## begin SUPPLIED INFORMATION
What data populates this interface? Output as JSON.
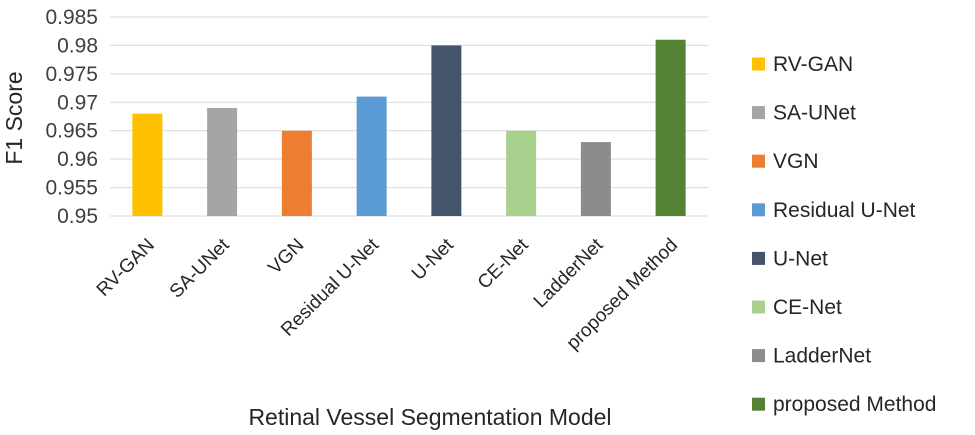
{
  "chart_data": {
    "type": "bar",
    "categories": [
      "RV-GAN",
      "SA-UNet",
      "VGN",
      "Residual U-Net",
      "U-Net",
      "CE-Net",
      "LadderNet",
      "proposed Method"
    ],
    "values": [
      0.968,
      0.969,
      0.965,
      0.971,
      0.98,
      0.965,
      0.963,
      0.981
    ],
    "colors": [
      "#FFC000",
      "#A5A5A5",
      "#ED7D31",
      "#5B9BD5",
      "#44546A",
      "#A9D18E",
      "#8C8C8C",
      "#548235"
    ],
    "title": "",
    "xlabel": "Retinal Vessel Segmentation Model",
    "ylabel": "F1 Score",
    "ylim": [
      0.95,
      0.985
    ],
    "yticks": [
      "0.95",
      "0.955",
      "0.96",
      "0.965",
      "0.97",
      "0.975",
      "0.98",
      "0.985"
    ],
    "grid": true,
    "legend_position": "right",
    "legend": [
      "RV-GAN",
      "SA-UNet",
      "VGN",
      "Residual U-Net",
      "U-Net",
      "CE-Net",
      "LadderNet",
      "proposed Method"
    ]
  }
}
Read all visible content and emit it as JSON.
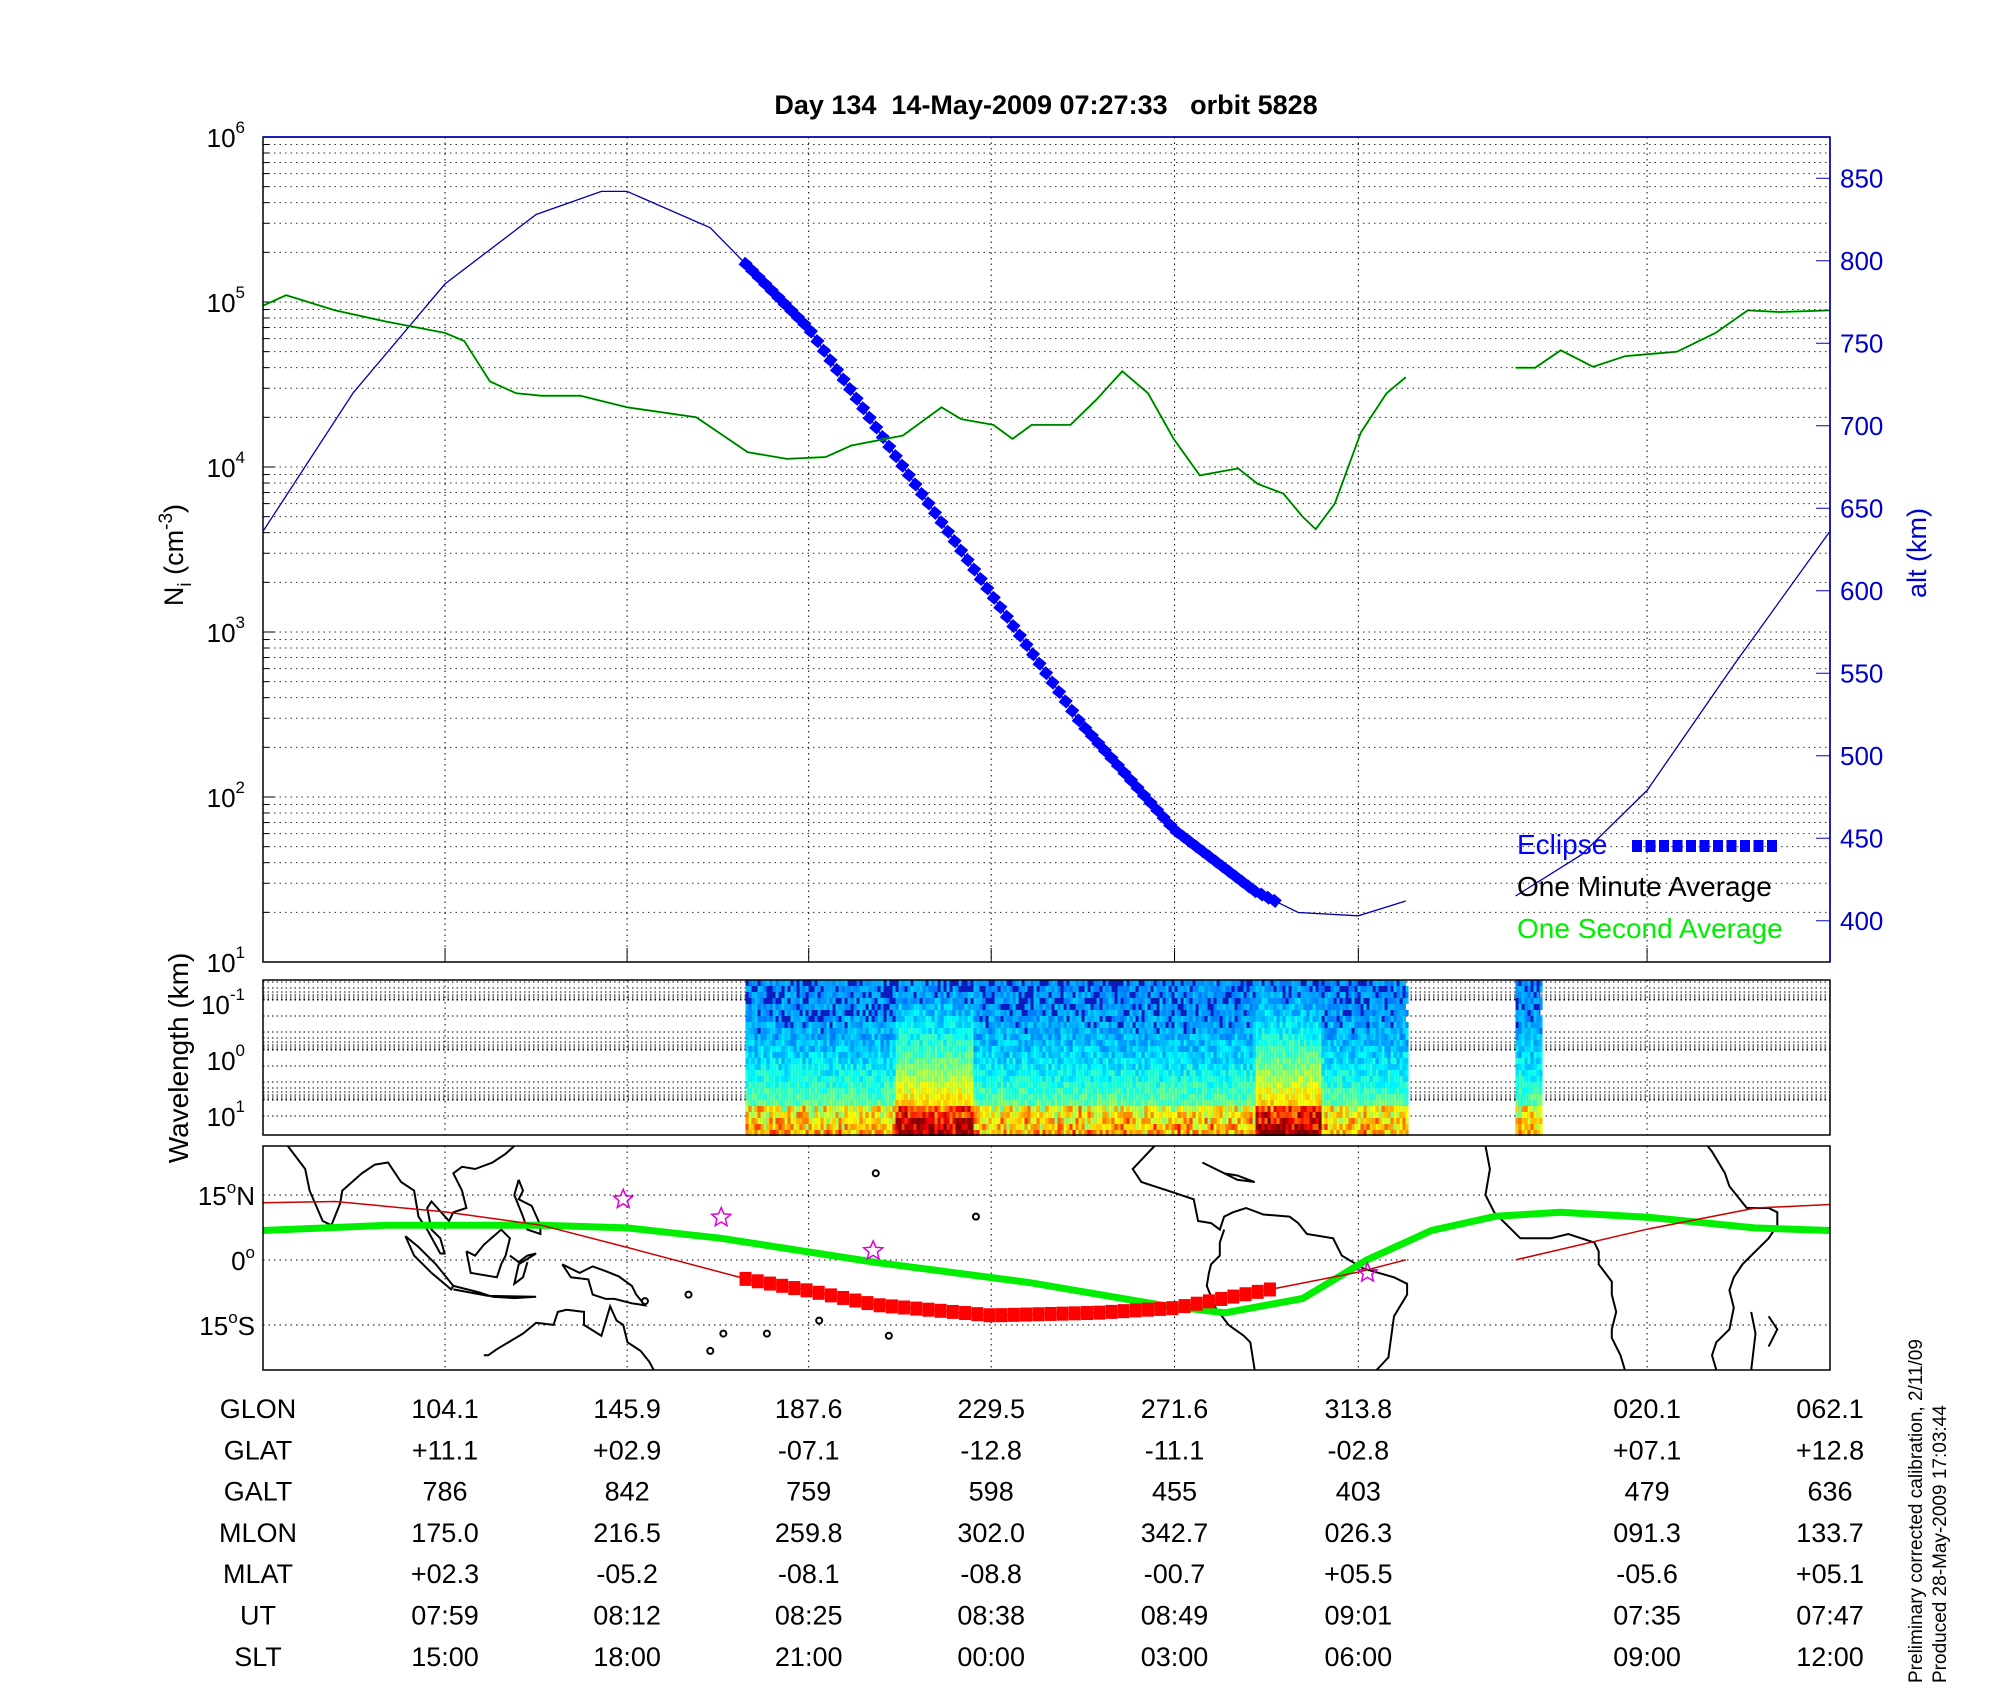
{
  "title": "Day 134  14-May-2009 07:27:33   orbit 5828",
  "footer": {
    "line1": "Preliminary corrected calibration, 2/11/09",
    "line2": "Produced 28-May-2009 17:03:44"
  },
  "colors": {
    "one_minute_average": "#006600",
    "one_second_average": "#00ee00",
    "altitude": "#0000aa",
    "eclipse": "#0000ff",
    "ground_track": "#cc0000",
    "eclipse_track": "#ff0000",
    "magnetic_equator": "#00ee00",
    "stars": "#dd00dd",
    "axis_right": "#0000cc"
  },
  "chart_data": [
    {
      "type": "line",
      "ylabel": "N",
      "ylabel_sub": "i",
      "ylabel_unit": " (cm",
      "ylabel_exp": "-3",
      "ylabel_close": ")",
      "yscale": "log",
      "ylim": [
        10,
        1000000
      ],
      "yticks": [
        {
          "base": "10",
          "exp": "1"
        },
        {
          "base": "10",
          "exp": "2"
        },
        {
          "base": "10",
          "exp": "3"
        },
        {
          "base": "10",
          "exp": "4"
        },
        {
          "base": "10",
          "exp": "5"
        },
        {
          "base": "10",
          "exp": "6"
        }
      ],
      "y2label": "alt (km)",
      "y2lim": [
        375,
        875
      ],
      "y2ticks": [
        400,
        450,
        500,
        550,
        600,
        650,
        700,
        750,
        800,
        850
      ],
      "xlim": [
        62.3,
        422.1
      ],
      "grid": true,
      "legend_placement": "bottom-right",
      "legend": [
        {
          "label": "Eclipse",
          "color": "#0000ff"
        },
        {
          "label": "One Minute Average",
          "color": "#000000"
        },
        {
          "label": "One Second Average",
          "color": "#00ee00"
        }
      ],
      "density_segments": [
        [
          [
            62.3,
            95000
          ],
          [
            67.6,
            110000
          ],
          [
            78.9,
            89000
          ],
          [
            90.7,
            76000
          ],
          [
            104.1,
            65000
          ],
          [
            108.5,
            58000
          ],
          [
            114.4,
            33000
          ],
          [
            120.4,
            28000
          ],
          [
            126.3,
            27000
          ],
          [
            135.2,
            27000
          ],
          [
            145.9,
            23000
          ],
          [
            161.8,
            20000
          ],
          [
            173.6,
            12300
          ],
          [
            182.6,
            11200
          ],
          [
            191.5,
            11500
          ],
          [
            197.4,
            13500
          ],
          [
            209.2,
            15500
          ],
          [
            218.1,
            23000
          ],
          [
            222.6,
            19500
          ],
          [
            230.0,
            18000
          ],
          [
            234.4,
            14800
          ],
          [
            238.8,
            18000
          ],
          [
            247.7,
            18000
          ],
          [
            253.7,
            25700
          ],
          [
            259.6,
            38000
          ],
          [
            265.5,
            28000
          ],
          [
            271.4,
            14800
          ],
          [
            277.4,
            8900
          ],
          [
            286.2,
            9800
          ],
          [
            290.7,
            7900
          ],
          [
            296.6,
            6900
          ],
          [
            301.0,
            5000
          ],
          [
            304.0,
            4200
          ],
          [
            308.4,
            6000
          ],
          [
            314.4,
            16200
          ],
          [
            320.3,
            28000
          ],
          [
            324.7,
            35000
          ]
        ],
        [
          [
            349.9,
            40000
          ],
          [
            354.4,
            40000
          ],
          [
            360.3,
            51000
          ],
          [
            367.7,
            40500
          ],
          [
            375.1,
            47000
          ],
          [
            387.0,
            50000
          ],
          [
            395.8,
            65000
          ],
          [
            403.2,
            89000
          ],
          [
            410.6,
            87000
          ],
          [
            422.1,
            89000
          ]
        ]
      ],
      "altitude_segments": [
        [
          [
            62.3,
            636
          ],
          [
            83,
            720
          ],
          [
            104.1,
            786
          ],
          [
            125,
            828
          ],
          [
            140,
            842
          ],
          [
            145.9,
            842
          ],
          [
            165,
            820
          ],
          [
            187.6,
            759
          ],
          [
            208,
            680
          ],
          [
            229.5,
            598
          ],
          [
            250,
            520
          ],
          [
            271.6,
            455
          ],
          [
            290,
            418
          ],
          [
            300,
            405
          ],
          [
            313.8,
            403
          ],
          [
            324.7,
            412
          ]
        ],
        [
          [
            349.9,
            415
          ],
          [
            365,
            440
          ],
          [
            380.1,
            479
          ],
          [
            400,
            555
          ],
          [
            422.1,
            636
          ]
        ]
      ],
      "eclipse_range": [
        173.1,
        295.1
      ]
    },
    {
      "type": "heatmap",
      "ylabel": "Wavelength (km)",
      "yscale": "log",
      "yticks": [
        {
          "base": "10",
          "exp": "-1"
        },
        {
          "base": "10",
          "exp": "0"
        },
        {
          "base": "10",
          "exp": "1"
        }
      ],
      "colormap": "jet",
      "data_ranges": [
        [
          173.1,
          324.7
        ],
        [
          349.9,
          355.6
        ]
      ],
      "enhanced_regions": [
        207,
        225,
        290,
        305
      ]
    },
    {
      "type": "map",
      "ylim": [
        -25.4,
        26.3
      ],
      "yticks": [
        {
          "value": 15,
          "label": "15",
          "hemi": "N"
        },
        {
          "value": 0,
          "label": "0",
          "hemi": ""
        },
        {
          "value": -15,
          "label": "15",
          "hemi": "S"
        }
      ],
      "ground_track_segments": [
        [
          [
            62.3,
            13.2
          ],
          [
            78.9,
            13.5
          ],
          [
            104.1,
            11.1
          ],
          [
            126.3,
            8.0
          ],
          [
            145.9,
            2.9
          ],
          [
            173.6,
            -4.5
          ],
          [
            187.6,
            -7.1
          ],
          [
            203.2,
            -10.4
          ],
          [
            229.5,
            -12.8
          ],
          [
            253.7,
            -12.2
          ],
          [
            271.6,
            -11.1
          ],
          [
            295.1,
            -6.5
          ],
          [
            313.8,
            -2.8
          ],
          [
            324.7,
            0.0
          ]
        ],
        [
          [
            349.9,
            0.0
          ],
          [
            380.1,
            7.1
          ],
          [
            405,
            12.0
          ],
          [
            422.1,
            12.8
          ]
        ]
      ],
      "magnetic_equator": [
        [
          62.3,
          6.8
        ],
        [
          90.7,
          8.0
        ],
        [
          126.3,
          8.0
        ],
        [
          145.9,
          7.4
        ],
        [
          167.5,
          5.0
        ],
        [
          203.2,
          -0.6
        ],
        [
          238.8,
          -5.3
        ],
        [
          268.4,
          -10.4
        ],
        [
          283.2,
          -12.2
        ],
        [
          301.0,
          -8.9
        ],
        [
          315.8,
          0.0
        ],
        [
          330.6,
          6.8
        ],
        [
          345.4,
          10.1
        ],
        [
          360.3,
          11.0
        ],
        [
          381.0,
          9.8
        ],
        [
          404.7,
          7.4
        ],
        [
          422.1,
          6.8
        ]
      ],
      "stars": [
        [
          145.0,
          14.0
        ],
        [
          167.5,
          9.8
        ],
        [
          202.4,
          2.1
        ],
        [
          315.9,
          -3.0
        ]
      ]
    }
  ],
  "table": {
    "tick_lons": [
      104.1,
      145.9,
      187.6,
      229.5,
      271.6,
      313.8,
      380.1,
      422.1
    ],
    "rows": [
      {
        "label": "GLON",
        "values": [
          "104.1",
          "145.9",
          "187.6",
          "229.5",
          "271.6",
          "313.8",
          "020.1",
          "062.1"
        ]
      },
      {
        "label": "GLAT",
        "values": [
          "+11.1",
          "+02.9",
          "-07.1",
          "-12.8",
          "-11.1",
          "-02.8",
          "+07.1",
          "+12.8"
        ]
      },
      {
        "label": "GALT",
        "values": [
          "786",
          "842",
          "759",
          "598",
          "455",
          "403",
          "479",
          "636"
        ]
      },
      {
        "label": "MLON",
        "values": [
          "175.0",
          "216.5",
          "259.8",
          "302.0",
          "342.7",
          "026.3",
          "091.3",
          "133.7"
        ]
      },
      {
        "label": "MLAT",
        "values": [
          "+02.3",
          "-05.2",
          "-08.1",
          "-08.8",
          "-00.7",
          "+05.5",
          "-05.6",
          "+05.1"
        ]
      },
      {
        "label": "UT",
        "values": [
          "07:59",
          "08:12",
          "08:25",
          "08:38",
          "08:49",
          "09:01",
          "07:35",
          "07:47"
        ]
      },
      {
        "label": "SLT",
        "values": [
          "15:00",
          "18:00",
          "21:00",
          "00:00",
          "03:00",
          "06:00",
          "09:00",
          "12:00"
        ]
      }
    ]
  }
}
## end SUPPLIED INFORMATION
WRITTEN INSTRUCTION:
Search the lines for the word "JSON" and report how many contain it, by number only.

WRITTEN REPLY:
2